Task requirements: Copy every line that mentions the word "these".

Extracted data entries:
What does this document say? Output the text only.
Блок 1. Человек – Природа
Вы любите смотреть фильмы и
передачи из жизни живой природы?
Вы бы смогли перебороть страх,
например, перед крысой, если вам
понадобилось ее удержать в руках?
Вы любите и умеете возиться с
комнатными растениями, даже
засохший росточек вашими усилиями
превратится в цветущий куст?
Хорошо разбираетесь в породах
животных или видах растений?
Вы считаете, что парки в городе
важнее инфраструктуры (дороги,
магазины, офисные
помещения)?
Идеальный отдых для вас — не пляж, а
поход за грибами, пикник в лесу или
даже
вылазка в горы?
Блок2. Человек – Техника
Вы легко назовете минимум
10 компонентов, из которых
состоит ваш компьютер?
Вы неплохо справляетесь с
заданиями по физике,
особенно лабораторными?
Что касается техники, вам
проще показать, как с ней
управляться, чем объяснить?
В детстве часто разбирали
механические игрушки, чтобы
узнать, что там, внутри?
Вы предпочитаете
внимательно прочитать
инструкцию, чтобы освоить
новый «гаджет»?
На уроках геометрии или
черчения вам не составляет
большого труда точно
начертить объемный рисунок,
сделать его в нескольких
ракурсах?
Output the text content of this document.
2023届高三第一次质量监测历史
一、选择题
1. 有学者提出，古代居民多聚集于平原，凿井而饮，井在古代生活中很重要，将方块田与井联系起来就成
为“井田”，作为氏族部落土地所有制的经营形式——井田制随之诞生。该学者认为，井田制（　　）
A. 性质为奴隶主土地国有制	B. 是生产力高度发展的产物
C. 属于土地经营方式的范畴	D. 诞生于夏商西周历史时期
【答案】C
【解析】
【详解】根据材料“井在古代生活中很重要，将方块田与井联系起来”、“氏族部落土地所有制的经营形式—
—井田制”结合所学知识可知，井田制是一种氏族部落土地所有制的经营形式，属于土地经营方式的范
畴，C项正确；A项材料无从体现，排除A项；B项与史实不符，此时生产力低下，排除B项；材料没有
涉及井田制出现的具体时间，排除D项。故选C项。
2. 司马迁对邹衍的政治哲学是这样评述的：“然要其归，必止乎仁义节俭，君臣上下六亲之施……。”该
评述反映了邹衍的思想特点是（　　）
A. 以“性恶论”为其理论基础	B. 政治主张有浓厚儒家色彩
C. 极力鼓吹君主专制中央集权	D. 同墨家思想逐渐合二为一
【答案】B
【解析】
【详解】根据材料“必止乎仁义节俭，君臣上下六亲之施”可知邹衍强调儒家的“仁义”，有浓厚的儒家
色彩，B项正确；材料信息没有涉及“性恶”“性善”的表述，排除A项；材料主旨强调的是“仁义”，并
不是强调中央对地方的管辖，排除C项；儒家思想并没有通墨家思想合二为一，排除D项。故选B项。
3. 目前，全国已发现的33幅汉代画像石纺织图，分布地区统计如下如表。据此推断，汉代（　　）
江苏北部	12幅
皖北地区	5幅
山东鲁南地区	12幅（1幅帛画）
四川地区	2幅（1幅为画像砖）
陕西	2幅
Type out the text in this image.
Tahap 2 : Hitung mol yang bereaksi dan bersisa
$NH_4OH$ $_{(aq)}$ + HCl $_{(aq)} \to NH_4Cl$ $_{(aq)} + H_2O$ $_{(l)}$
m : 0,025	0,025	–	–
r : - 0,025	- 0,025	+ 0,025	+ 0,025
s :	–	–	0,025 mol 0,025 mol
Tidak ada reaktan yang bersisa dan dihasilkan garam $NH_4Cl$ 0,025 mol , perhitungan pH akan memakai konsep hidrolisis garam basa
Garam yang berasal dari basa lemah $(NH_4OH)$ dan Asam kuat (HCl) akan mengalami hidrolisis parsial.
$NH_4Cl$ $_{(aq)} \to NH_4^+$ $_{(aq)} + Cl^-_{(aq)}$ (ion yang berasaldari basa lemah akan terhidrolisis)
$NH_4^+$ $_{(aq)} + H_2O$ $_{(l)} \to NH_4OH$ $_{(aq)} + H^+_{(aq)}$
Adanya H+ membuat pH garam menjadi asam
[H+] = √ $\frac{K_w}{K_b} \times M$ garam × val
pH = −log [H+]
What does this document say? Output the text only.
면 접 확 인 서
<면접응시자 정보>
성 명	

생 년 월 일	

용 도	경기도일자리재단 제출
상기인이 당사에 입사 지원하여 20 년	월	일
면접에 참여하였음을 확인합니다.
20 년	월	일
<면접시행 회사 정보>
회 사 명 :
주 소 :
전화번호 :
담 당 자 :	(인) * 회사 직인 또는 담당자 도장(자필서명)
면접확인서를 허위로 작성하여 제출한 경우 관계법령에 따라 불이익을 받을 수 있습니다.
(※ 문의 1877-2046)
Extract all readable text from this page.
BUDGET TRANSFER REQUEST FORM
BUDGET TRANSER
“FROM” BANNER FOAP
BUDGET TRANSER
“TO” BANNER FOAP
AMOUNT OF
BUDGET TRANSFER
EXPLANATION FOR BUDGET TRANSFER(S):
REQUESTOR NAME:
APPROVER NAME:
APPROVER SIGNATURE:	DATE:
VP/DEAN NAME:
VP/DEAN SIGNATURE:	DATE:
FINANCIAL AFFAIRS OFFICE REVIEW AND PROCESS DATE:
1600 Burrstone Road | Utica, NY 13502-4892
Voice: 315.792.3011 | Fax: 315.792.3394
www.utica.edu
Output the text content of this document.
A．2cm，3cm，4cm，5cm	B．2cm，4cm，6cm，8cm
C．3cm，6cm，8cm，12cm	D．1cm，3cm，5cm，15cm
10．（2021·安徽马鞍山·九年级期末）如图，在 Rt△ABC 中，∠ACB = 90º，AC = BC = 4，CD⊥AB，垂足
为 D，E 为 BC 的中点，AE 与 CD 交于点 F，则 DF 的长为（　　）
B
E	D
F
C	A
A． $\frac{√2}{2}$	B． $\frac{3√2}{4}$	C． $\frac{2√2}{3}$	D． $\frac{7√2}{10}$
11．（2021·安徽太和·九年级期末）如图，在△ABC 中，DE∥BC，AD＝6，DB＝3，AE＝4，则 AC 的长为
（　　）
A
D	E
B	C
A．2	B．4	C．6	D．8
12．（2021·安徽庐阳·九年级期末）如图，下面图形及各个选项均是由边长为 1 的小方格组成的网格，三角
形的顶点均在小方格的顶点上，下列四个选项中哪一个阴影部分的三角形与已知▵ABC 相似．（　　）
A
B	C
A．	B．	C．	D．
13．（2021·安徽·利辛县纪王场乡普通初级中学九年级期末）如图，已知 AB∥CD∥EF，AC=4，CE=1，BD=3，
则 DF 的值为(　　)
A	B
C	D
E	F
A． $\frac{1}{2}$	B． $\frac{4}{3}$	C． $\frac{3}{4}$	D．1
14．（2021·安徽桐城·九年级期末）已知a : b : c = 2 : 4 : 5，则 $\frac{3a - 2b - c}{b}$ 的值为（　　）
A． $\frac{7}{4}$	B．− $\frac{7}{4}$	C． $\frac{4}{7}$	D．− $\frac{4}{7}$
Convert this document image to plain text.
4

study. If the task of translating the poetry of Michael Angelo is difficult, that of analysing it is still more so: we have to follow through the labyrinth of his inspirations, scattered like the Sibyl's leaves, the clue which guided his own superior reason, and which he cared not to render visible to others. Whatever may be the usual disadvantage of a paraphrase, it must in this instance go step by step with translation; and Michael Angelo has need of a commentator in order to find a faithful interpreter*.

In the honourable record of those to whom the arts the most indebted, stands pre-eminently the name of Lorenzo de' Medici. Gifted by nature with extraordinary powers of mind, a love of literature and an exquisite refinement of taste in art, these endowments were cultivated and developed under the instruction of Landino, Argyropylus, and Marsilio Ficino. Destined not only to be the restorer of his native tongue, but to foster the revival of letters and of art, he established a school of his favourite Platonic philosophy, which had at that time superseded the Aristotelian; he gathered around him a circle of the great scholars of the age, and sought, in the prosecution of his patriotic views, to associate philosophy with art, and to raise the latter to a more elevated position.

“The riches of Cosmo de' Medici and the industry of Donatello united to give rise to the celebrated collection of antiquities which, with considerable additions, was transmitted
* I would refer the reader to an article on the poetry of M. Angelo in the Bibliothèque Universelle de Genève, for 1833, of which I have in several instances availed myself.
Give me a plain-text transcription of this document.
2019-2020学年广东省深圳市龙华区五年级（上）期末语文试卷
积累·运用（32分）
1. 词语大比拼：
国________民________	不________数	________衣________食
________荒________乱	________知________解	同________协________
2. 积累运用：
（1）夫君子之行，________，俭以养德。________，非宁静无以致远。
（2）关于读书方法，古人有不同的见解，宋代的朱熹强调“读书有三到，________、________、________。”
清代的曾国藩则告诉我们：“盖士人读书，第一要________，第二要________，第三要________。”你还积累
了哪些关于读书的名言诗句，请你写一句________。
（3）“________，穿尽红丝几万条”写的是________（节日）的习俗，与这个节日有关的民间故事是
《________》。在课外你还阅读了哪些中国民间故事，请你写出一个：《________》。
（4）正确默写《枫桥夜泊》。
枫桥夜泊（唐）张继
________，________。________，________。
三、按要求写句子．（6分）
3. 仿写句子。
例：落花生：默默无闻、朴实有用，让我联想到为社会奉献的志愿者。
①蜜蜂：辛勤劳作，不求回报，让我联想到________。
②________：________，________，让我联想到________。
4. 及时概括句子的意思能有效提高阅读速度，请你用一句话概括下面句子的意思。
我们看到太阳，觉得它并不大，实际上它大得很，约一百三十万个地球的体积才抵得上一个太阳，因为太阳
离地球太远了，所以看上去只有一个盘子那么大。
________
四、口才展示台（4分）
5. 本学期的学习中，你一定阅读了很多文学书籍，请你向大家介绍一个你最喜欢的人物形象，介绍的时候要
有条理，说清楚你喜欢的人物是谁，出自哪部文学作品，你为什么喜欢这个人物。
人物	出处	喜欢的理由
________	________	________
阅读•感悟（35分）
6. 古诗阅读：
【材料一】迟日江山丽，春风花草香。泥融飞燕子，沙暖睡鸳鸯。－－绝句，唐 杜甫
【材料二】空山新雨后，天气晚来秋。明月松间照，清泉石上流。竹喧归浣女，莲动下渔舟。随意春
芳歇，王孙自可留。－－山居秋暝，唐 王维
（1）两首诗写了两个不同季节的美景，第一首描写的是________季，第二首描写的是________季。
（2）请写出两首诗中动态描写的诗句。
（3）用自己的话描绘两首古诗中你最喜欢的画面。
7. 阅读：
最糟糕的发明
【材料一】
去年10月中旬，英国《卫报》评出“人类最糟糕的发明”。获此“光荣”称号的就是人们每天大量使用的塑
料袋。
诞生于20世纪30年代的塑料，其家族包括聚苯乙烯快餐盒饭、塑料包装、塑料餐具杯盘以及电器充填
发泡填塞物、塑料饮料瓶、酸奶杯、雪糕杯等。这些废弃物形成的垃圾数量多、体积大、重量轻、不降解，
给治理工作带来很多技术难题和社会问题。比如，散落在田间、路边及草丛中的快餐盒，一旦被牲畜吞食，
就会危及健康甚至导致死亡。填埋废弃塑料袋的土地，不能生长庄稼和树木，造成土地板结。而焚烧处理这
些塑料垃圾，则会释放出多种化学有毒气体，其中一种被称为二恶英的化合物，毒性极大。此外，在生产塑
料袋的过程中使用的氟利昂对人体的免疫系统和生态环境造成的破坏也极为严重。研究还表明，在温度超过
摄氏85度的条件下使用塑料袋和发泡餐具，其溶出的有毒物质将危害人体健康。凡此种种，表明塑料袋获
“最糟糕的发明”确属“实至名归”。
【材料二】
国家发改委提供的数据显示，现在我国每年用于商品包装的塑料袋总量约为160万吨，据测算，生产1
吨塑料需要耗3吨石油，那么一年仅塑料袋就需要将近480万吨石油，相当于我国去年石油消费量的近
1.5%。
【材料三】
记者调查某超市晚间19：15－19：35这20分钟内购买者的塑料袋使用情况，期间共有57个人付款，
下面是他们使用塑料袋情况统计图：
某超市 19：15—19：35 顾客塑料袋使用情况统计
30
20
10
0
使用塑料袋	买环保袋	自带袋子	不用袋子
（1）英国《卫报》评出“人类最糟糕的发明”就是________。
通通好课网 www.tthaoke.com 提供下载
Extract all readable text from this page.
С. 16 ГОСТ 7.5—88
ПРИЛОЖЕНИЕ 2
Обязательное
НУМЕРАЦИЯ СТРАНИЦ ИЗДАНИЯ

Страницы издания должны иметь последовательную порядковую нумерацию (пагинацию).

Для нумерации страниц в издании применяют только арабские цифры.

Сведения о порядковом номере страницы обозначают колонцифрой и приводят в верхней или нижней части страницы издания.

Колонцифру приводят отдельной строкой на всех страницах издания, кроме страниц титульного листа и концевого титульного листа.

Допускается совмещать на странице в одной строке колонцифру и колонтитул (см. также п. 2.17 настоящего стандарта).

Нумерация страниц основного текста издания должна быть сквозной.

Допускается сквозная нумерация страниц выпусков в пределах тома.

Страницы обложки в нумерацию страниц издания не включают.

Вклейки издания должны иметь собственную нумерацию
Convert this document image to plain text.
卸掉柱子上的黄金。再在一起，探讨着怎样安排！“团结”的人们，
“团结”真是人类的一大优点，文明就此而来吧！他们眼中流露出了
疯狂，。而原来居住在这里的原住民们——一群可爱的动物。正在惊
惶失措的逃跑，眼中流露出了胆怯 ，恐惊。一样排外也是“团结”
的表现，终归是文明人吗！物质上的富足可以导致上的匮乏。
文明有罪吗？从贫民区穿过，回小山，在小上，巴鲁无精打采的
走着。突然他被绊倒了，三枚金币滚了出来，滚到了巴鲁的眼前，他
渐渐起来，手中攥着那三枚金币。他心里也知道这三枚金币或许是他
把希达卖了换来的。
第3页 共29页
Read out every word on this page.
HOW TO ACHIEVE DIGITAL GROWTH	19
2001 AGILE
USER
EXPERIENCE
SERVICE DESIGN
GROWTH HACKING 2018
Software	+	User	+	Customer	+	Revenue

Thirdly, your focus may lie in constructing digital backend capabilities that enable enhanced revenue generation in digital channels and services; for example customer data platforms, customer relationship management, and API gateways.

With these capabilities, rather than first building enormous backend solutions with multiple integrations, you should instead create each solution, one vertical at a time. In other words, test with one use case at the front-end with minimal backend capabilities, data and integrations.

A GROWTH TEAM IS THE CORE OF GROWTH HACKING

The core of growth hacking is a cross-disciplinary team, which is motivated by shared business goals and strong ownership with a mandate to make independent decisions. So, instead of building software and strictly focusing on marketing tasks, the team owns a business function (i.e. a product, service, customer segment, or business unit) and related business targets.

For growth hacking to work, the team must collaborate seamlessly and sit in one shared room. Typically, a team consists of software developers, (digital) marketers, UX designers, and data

Output of the exercise:
In the honourable record of those to whom the arts the most indebted, stands pre-eminently the name of Lorenzo de' Medici. Gifted by nature with extraordinary powers of mind, a love of literature and an exquisite refinement of taste in art, these endowments were cultivated and developed under the instruction of Landino, Argyropylus, and Marsilio Ficino. Destined not only to be the restorer of his native tongue, but to foster the revival of letters and of art, he established a school of his favourite Platonic philosophy, which had at that time superseded the Aristotelian; he gathered around him a circle of the great scholars of the age, and sought, in the prosecution of his patriotic views, to associate philosophy with art, and to raise the latter to a more elevated position.
With these capabilities, rather than first building enormous backend solutions with multiple integrations, you should instead create each solution, one vertical at a time. In other words, test with one use case at the front-end with minimal backend capabilities, data and integrations.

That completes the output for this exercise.